• **What you are asked to do**:
Write out each line of the material again, word for word.

## Begin Provided data

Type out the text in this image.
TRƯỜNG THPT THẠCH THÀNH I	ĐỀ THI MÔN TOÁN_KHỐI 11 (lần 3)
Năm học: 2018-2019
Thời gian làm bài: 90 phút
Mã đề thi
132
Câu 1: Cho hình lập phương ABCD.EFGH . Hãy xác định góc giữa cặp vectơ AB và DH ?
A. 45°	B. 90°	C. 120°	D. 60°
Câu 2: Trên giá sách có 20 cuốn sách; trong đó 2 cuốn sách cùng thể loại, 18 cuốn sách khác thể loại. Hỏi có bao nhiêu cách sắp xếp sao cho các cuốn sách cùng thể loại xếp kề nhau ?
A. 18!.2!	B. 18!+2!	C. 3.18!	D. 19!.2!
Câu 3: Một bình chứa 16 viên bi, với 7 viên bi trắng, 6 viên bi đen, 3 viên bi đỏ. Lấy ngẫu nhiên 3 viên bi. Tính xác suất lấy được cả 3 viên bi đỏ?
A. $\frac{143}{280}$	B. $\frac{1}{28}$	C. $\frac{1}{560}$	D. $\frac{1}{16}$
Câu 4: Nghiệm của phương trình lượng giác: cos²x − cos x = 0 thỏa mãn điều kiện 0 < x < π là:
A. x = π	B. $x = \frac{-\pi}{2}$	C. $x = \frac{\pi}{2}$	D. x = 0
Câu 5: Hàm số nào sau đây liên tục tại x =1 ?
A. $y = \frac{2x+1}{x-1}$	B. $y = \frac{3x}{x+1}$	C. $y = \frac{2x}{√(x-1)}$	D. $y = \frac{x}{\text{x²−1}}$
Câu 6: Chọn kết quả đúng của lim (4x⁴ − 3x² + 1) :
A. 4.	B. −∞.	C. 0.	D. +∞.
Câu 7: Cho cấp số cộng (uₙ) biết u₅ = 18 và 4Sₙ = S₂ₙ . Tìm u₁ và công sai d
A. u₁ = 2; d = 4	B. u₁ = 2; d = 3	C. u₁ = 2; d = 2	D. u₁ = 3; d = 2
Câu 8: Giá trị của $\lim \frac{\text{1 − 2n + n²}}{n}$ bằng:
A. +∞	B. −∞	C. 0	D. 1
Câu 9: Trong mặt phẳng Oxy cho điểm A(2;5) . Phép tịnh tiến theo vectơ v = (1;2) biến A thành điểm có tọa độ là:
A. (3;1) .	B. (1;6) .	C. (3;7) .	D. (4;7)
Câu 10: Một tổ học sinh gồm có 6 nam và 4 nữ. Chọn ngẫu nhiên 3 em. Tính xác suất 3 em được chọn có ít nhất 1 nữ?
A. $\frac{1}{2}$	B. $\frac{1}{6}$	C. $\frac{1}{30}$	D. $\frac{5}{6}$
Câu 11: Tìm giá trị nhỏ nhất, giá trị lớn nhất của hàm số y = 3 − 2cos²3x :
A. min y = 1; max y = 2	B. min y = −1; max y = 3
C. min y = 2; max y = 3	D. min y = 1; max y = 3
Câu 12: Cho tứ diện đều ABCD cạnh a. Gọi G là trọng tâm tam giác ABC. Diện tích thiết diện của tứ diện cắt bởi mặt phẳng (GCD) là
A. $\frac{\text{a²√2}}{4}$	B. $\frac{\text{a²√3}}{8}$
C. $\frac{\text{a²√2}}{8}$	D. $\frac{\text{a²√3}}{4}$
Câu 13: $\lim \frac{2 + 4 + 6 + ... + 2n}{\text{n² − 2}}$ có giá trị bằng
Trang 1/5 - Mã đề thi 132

## End Provided data

• **Written response**:
Type out the text in this image.
TRƯỜNG THPT THẠCH THÀNH I	ĐỀ THI MÔN TOÁN_KHỐI 11 (lần 3)
Năm học: 2018-2019
Thời gian làm bài: 90 phút
Mã đề thi
132
Câu 1: Cho hình lập phương ABCD.EFGH . Hãy xác định góc giữa cặp vectơ AB và DH ?
A. 45°	B. 90°	C. 120°	D. 60°
Câu 2: Trên giá sách có 20 cuốn sách; trong đó 2 cuốn sách cùng thể loại, 18 cuốn sách khác thể loại. Hỏi có bao nhiêu cách sắp xếp sao cho các cuốn sách cùng thể loại xếp kề nhau ?
A. 18!.2!	B. 18!+2!	C. 3.18!	D. 19!.2!
Câu 3: Một bình chứa 16 viên bi, với 7 viên bi trắng, 6 viên bi đen, 3 viên bi đỏ. Lấy ngẫu nhiên 3 viên bi. Tính xác suất lấy được cả 3 viên bi đỏ?
A. $\frac{143}{280}$	B. $\frac{1}{28}$	C. $\frac{1}{560}$	D. $\frac{1}{16}$
Câu 4: Nghiệm của phương trình lượng giác: cos²x − cos x = 0 thỏa mãn điều kiện 0 < x < π là:
A. x = π	B. $x = \frac{-\pi}{2}$	C. $x = \frac{\pi}{2}$	D. x = 0
Câu 5: Hàm số nào sau đây liên tục tại x =1 ?
A. $y = \frac{2x+1}{x-1}$	B. $y = \frac{3x}{x+1}$	C. $y = \frac{2x}{√(x-1)}$	D. $y = \frac{x}{\text{x²−1}}$
Câu 6: Chọn kết quả đúng của lim (4x⁴ − 3x² + 1) :
A. 4.	B. −∞.	C. 0.	D. +∞.
Câu 7: Cho cấp số cộng (uₙ) biết u₅ = 18 và 4Sₙ = S₂ₙ . Tìm u₁ và công sai d
A. u₁ = 2; d = 4	B. u₁ = 2; d = 3	C. u₁ = 2; d = 2	D. u₁ = 3; d = 2
Câu 8: Giá trị của $\lim \frac{\text{1 − 2n + n²}}{n}$ bằng:
A. +∞	B. −∞	C. 0	D. 1
Câu 9: Trong mặt phẳng Oxy cho điểm A(2;5) . Phép tịnh tiến theo vectơ v = (1;2) biến A thành điểm có tọa độ là:
A. (3;1) .	B. (1;6) .	C. (3;7) .	D. (4;7)
Câu 10: Một tổ học sinh gồm có 6 nam và 4 nữ. Chọn ngẫu nhiên 3 em. Tính xác suất 3 em được chọn có ít nhất 1 nữ?
A. $\frac{1}{2}$	B. $\frac{1}{6}$	C. $\frac{1}{30}$	D. $\frac{5}{6}$
Câu 11: Tìm giá trị nhỏ nhất, giá trị lớn nhất của hàm số y = 3 − 2cos²3x :
A. min y = 1; max y = 2	B. min y = −1; max y = 3
C. min y = 2; max y = 3	D. min y = 1; max y = 3
Câu 12: Cho tứ diện đều ABCD cạnh a. Gọi G là trọng tâm tam giác ABC. Diện tích thiết diện của tứ diện cắt bởi mặt phẳng (GCD) là
A. $\frac{\text{a²√2}}{4}$	B. $\frac{\text{a²√3}}{8}$
C. $\frac{\text{a²√2}}{8}$	D. $\frac{\text{a²√3}}{4}$
Câu 13: $\lim \frac{2 + 4 + 6 + ... + 2n}{\text{n² − 2}}$ có giá trị bằng
Trang 1/5 - Mã đề thi 132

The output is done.